== The task ==
Retype every line from the one containing "What's the underlying" through the last line of the records below, both included; leave out the pictures.

------ Extracted data

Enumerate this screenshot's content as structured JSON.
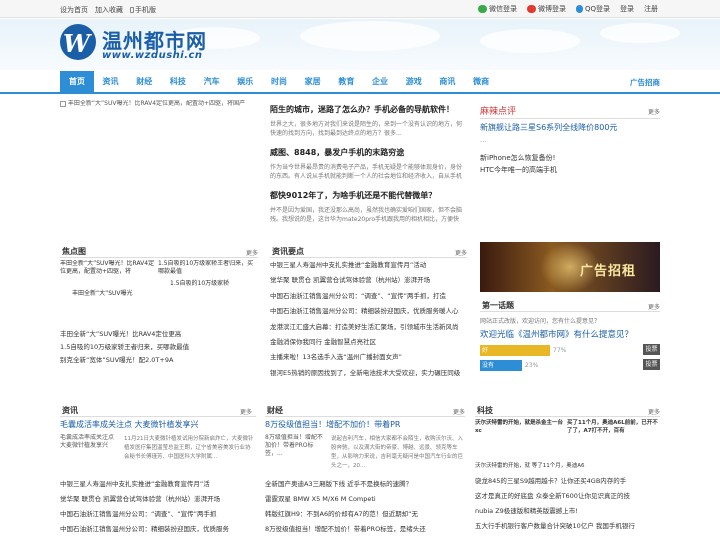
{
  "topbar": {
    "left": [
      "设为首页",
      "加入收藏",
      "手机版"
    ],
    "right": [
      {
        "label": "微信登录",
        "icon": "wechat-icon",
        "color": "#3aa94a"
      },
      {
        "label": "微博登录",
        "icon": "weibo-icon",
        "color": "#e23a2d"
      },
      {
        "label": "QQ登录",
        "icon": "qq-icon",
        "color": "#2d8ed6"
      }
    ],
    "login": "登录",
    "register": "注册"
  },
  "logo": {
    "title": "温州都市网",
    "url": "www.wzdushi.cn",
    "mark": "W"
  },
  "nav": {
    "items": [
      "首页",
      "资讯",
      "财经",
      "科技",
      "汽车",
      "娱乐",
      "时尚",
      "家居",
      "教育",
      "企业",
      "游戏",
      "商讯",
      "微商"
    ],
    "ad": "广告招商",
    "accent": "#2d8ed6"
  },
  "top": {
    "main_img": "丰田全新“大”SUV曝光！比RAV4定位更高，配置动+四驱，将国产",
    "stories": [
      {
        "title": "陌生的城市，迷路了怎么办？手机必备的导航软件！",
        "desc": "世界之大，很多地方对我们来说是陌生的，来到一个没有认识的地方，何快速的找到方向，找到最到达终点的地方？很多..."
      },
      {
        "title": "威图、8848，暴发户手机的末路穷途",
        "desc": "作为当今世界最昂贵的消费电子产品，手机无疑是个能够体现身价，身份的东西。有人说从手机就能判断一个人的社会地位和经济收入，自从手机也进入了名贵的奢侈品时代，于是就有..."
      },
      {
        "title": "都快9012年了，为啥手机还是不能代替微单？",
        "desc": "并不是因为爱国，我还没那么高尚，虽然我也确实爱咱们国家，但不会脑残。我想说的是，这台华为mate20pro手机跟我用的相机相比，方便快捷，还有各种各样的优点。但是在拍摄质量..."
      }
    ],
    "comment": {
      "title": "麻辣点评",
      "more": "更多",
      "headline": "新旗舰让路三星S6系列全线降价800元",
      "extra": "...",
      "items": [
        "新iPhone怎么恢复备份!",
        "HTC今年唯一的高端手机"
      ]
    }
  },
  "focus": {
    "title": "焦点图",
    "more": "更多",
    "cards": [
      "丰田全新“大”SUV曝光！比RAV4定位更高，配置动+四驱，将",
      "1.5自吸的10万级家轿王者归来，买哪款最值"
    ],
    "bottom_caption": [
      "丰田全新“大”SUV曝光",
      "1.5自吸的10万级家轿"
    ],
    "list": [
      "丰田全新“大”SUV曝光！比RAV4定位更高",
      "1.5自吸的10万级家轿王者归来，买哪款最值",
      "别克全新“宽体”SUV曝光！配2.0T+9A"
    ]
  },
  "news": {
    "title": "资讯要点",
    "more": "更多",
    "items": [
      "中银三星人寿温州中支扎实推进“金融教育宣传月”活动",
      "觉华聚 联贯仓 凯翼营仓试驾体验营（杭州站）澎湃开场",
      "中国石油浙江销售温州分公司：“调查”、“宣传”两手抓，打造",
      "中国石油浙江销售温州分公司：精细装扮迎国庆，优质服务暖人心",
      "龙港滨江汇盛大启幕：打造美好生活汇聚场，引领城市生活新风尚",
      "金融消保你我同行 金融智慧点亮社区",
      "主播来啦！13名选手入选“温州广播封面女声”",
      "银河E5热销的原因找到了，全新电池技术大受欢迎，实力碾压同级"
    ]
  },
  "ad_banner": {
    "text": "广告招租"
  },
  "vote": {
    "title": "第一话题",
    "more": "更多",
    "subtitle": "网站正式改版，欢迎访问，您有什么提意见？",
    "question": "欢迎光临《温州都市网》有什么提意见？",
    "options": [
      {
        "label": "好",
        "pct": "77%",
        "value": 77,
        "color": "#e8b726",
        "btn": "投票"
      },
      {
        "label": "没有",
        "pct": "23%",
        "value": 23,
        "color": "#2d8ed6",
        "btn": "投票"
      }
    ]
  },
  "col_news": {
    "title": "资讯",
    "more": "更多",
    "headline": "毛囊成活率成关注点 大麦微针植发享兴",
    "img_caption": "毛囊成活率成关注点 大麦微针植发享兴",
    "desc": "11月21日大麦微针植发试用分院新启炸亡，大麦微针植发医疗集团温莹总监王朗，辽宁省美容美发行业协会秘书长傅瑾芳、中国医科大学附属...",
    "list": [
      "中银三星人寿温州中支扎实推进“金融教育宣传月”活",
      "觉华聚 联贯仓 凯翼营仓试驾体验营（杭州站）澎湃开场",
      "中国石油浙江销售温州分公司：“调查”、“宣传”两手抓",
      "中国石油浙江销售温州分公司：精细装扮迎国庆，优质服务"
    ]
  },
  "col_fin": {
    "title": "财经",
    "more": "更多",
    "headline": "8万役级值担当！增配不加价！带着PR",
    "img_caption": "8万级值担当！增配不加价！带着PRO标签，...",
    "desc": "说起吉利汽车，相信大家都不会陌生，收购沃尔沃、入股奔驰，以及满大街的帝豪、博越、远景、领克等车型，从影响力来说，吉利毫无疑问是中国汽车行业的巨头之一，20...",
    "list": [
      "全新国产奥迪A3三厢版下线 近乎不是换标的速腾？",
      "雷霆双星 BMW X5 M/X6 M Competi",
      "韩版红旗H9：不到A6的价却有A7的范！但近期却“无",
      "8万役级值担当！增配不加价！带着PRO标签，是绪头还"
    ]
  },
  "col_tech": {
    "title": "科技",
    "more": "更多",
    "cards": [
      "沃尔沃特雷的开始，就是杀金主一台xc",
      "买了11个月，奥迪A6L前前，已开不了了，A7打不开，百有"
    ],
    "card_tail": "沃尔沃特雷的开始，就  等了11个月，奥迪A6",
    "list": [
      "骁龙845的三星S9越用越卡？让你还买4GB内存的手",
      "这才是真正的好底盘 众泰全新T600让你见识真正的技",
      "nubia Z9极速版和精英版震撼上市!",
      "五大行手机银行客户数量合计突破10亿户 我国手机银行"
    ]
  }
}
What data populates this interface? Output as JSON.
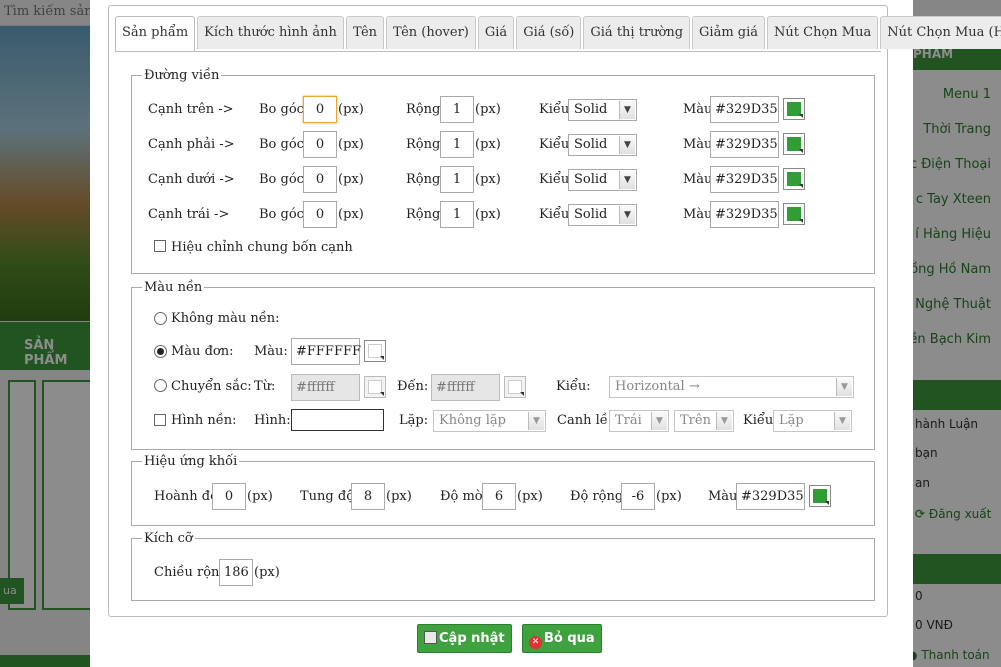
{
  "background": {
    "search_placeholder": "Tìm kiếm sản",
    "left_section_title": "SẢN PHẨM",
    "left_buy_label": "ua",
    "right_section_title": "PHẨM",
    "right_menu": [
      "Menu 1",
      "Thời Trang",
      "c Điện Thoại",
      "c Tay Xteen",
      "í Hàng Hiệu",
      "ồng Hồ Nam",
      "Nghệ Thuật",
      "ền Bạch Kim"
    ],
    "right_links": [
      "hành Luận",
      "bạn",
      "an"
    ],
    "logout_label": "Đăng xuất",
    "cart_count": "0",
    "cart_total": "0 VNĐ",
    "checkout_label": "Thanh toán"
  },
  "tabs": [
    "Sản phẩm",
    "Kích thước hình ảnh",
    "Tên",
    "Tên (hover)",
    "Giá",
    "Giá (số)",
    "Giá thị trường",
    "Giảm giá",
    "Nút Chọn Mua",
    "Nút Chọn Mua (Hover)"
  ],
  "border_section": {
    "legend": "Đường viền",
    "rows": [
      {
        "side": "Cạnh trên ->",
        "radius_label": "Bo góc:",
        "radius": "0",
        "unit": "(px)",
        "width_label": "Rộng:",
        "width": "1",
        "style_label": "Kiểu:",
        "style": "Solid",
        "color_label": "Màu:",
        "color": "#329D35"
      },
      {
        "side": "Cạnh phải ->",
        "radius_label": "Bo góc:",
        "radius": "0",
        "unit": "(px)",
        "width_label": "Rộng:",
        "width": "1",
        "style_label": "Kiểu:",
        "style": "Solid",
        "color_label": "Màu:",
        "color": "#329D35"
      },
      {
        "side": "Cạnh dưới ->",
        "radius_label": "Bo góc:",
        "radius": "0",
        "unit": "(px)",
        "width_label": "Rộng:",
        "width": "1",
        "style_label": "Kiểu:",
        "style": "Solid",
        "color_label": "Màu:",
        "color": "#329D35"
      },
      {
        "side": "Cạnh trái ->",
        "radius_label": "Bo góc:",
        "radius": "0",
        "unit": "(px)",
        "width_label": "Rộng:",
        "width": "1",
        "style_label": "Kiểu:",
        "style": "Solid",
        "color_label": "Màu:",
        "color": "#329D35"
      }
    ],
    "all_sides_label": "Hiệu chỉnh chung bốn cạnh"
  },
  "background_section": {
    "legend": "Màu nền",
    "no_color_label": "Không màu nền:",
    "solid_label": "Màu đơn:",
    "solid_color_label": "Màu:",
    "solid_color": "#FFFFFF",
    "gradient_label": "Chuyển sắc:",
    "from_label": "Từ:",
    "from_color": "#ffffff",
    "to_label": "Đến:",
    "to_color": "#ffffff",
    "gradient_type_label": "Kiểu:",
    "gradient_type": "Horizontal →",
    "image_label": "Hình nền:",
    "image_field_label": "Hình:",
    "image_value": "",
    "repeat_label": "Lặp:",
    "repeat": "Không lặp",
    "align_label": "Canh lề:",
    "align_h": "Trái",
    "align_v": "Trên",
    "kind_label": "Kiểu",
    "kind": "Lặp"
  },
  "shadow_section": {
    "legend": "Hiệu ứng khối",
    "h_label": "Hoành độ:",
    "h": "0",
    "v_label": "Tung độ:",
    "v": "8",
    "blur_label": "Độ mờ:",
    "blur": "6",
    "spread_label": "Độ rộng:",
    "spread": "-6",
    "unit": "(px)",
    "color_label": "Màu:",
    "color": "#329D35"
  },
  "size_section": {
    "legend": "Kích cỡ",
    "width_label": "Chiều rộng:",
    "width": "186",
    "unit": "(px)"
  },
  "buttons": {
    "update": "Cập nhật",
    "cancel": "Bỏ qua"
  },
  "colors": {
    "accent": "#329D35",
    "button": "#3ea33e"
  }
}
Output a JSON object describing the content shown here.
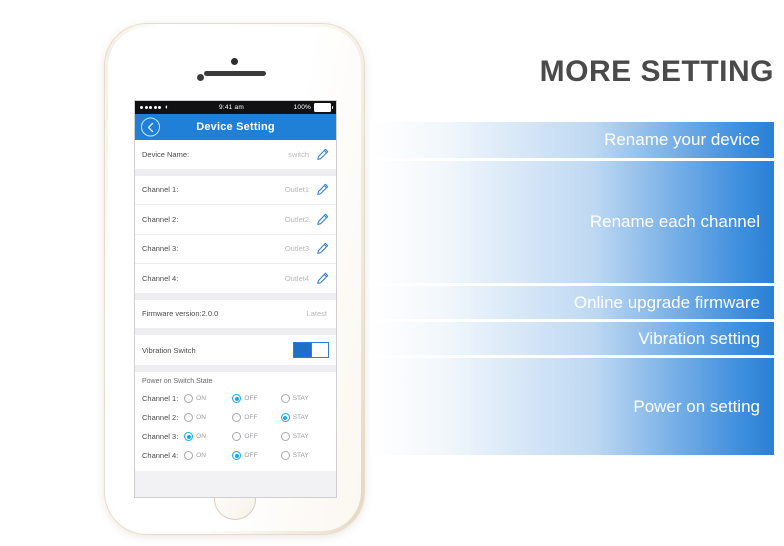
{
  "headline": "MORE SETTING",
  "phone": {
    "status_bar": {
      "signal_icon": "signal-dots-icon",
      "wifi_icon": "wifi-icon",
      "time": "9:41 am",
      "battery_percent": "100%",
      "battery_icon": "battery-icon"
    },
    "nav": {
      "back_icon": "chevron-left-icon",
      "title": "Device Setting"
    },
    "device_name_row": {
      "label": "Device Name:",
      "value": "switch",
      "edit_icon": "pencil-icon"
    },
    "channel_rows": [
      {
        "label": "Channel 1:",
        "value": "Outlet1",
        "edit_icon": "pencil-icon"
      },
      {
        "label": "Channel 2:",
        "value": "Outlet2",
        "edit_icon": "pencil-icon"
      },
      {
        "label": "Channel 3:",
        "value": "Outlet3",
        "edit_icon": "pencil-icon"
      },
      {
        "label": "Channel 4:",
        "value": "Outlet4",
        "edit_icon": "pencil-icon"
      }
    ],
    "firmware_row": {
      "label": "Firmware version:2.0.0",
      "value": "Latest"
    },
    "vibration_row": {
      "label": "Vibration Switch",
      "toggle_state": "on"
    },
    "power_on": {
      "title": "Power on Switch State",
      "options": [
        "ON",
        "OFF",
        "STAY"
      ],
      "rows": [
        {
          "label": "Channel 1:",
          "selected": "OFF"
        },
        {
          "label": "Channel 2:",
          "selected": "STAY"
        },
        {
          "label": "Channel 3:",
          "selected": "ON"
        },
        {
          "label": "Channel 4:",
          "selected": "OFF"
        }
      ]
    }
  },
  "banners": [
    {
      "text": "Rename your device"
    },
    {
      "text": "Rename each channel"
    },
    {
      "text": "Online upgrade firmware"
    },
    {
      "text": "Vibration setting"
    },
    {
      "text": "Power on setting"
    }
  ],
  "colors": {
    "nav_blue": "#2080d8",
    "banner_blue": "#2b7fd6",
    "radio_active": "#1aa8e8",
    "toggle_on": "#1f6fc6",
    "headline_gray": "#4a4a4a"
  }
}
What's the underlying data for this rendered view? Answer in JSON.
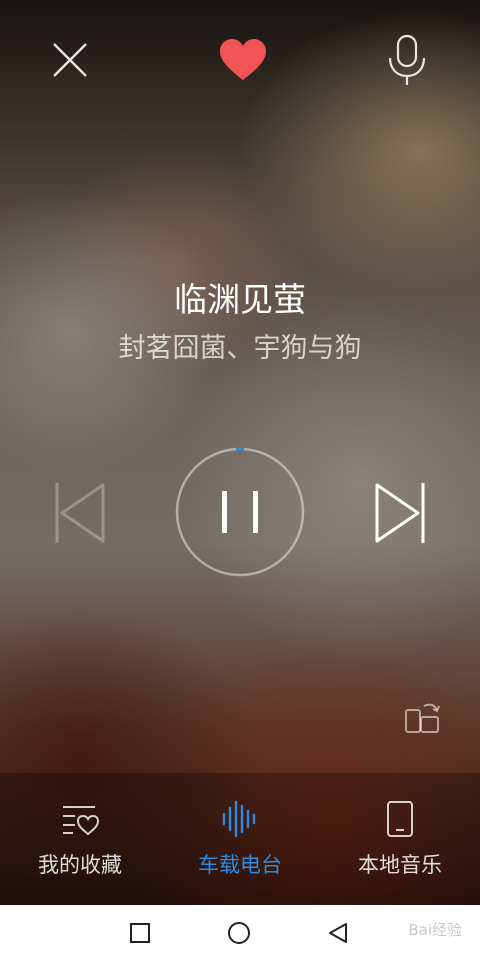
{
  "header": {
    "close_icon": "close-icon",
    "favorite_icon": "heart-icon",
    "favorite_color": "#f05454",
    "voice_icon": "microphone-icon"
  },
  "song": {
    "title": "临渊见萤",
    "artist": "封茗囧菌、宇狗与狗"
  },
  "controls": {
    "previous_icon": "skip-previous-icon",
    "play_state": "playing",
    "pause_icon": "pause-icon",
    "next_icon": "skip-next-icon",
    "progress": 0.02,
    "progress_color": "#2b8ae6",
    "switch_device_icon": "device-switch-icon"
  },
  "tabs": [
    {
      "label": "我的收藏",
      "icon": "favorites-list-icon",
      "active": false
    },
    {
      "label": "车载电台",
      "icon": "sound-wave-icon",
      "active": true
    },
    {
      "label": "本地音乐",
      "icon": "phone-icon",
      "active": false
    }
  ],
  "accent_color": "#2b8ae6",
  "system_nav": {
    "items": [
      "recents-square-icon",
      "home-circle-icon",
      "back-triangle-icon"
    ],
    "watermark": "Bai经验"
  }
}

------------

== Final answer ==
What's the underlying data for this rendered view? Answer in JSON.
{
  "header": {
    "close_icon": "close-icon",
    "favorite_icon": "heart-icon",
    "favorite_color": "#f05454",
    "voice_icon": "microphone-icon"
  },
  "song": {
    "title": "临渊见萤",
    "artist": "封茗囧菌、宇狗与狗"
  },
  "controls": {
    "previous_icon": "skip-previous-icon",
    "play_state": "playing",
    "pause_icon": "pause-icon",
    "next_icon": "skip-next-icon",
    "progress": 0.02,
    "progress_color": "#2b8ae6",
    "switch_device_icon": "device-switch-icon"
  },
  "tabs": [
    {
      "label": "我的收藏",
      "icon": "favorites-list-icon",
      "active": false
    },
    {
      "label": "车载电台",
      "icon": "sound-wave-icon",
      "active": true
    },
    {
      "label": "本地音乐",
      "icon": "phone-icon",
      "active": false
    }
  ],
  "accent_color": "#2b8ae6",
  "system_nav": {
    "items": [
      "recents-square-icon",
      "home-circle-icon",
      "back-triangle-icon"
    ],
    "watermark": "Bai经验"
  }
}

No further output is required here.